**Challenge:** Each entry below is to be written out exactly, and the pictures are to be left out.

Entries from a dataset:
━━━━━━━━━━━━━━━━━━━━━━━━━━━━━━
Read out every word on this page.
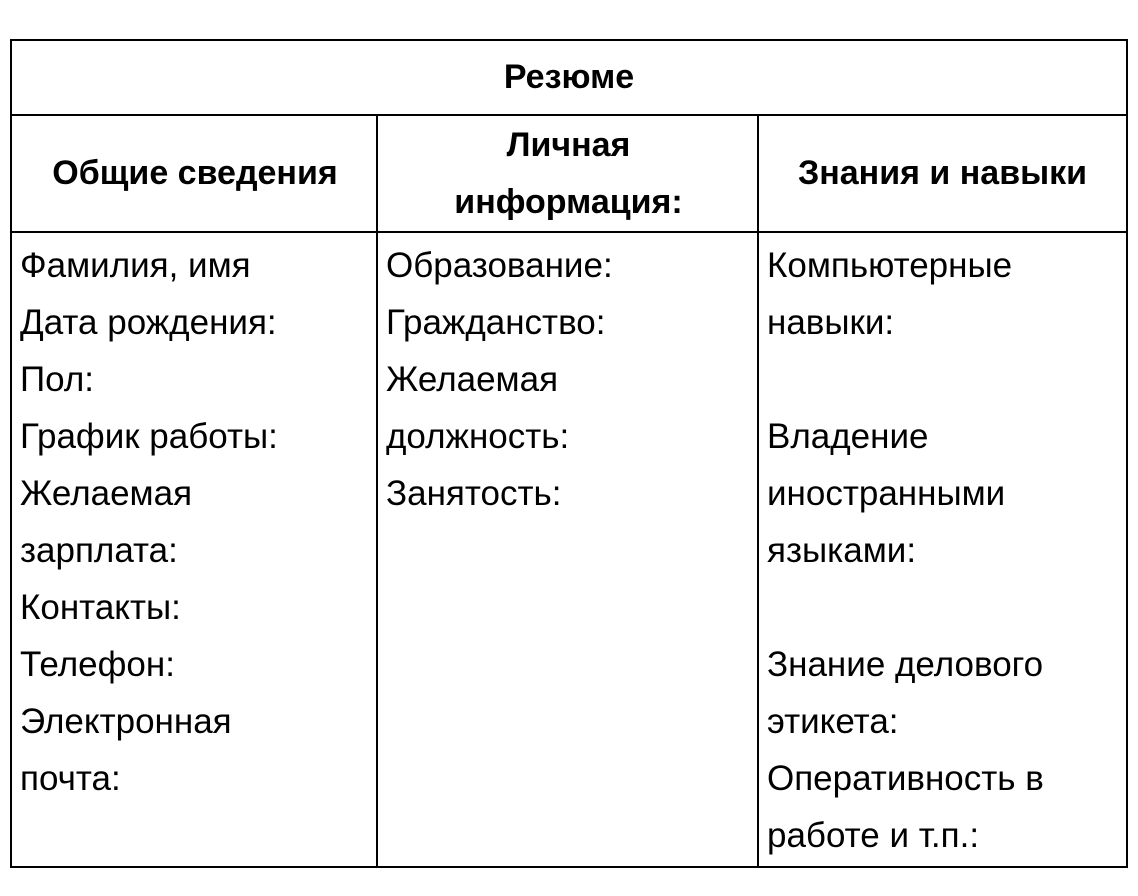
Резюме
Общие сведения
Личная
информация:
Знания и навыки
Фамилия, имя
Дата рождения:
Пол:
График работы:
Желаемая
зарплата:
Контакты:
Телефон:
Электронная
почта:
Образование:
Гражданство:
Желаемая
должность:
Занятость:
Компьютерные
навыки:
Владение
иностранными
языками:
Знание делового
этикета:
Оперативность в
работе и т.п.:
━━━━━━━━━━━━━━━━━━━━━━━━━━━━━━
**Problem solution:**
Read out every word on this page.
Резюме
Общие сведения
Личная
информация:
Знания и навыки
Фамилия, имя
Дата рождения:
Пол:
График работы:
Желаемая
зарплата:
Контакты:
Телефон:
Электронная
почта:
Образование:
Гражданство:
Желаемая
должность:
Занятость:
Компьютерные
навыки:
Владение
иностранными
языками:
Знание делового
этикета:
Оперативность в
работе и т.п.:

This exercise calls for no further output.